Copy each line below that contains "شاغلان".

_DATA_.
— START —

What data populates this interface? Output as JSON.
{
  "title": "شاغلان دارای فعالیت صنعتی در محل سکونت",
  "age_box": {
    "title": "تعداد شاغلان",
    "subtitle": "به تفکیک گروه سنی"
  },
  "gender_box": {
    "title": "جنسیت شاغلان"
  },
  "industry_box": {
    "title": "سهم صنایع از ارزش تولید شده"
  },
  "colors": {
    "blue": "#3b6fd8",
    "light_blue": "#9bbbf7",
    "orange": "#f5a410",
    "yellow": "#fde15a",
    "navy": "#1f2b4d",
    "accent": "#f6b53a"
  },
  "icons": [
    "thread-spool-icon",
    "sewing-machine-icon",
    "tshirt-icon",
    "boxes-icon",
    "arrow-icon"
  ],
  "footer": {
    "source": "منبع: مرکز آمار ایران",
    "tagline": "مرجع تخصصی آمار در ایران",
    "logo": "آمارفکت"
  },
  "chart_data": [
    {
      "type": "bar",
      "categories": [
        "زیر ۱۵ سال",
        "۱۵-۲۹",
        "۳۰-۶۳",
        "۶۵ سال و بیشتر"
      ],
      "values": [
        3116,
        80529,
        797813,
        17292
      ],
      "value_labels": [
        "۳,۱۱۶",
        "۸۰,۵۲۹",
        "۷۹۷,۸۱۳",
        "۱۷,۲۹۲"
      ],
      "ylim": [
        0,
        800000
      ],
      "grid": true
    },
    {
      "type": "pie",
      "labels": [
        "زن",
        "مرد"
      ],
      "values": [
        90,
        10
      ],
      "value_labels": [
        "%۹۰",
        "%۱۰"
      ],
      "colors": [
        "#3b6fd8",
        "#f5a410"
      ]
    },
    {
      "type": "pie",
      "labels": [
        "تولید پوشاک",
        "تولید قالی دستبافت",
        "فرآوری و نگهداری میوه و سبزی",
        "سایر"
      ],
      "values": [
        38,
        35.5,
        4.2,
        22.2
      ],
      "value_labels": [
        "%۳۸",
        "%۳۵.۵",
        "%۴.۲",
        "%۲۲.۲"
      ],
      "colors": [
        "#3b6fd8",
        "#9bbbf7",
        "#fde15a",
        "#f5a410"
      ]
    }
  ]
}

— END —

_WRITTEN SOLUTION_.
  "title": "شاغلان دارای فعالیت صنعتی در محل سکونت",
    "title": "تعداد شاغلان",
    "title": "جنسیت شاغلان"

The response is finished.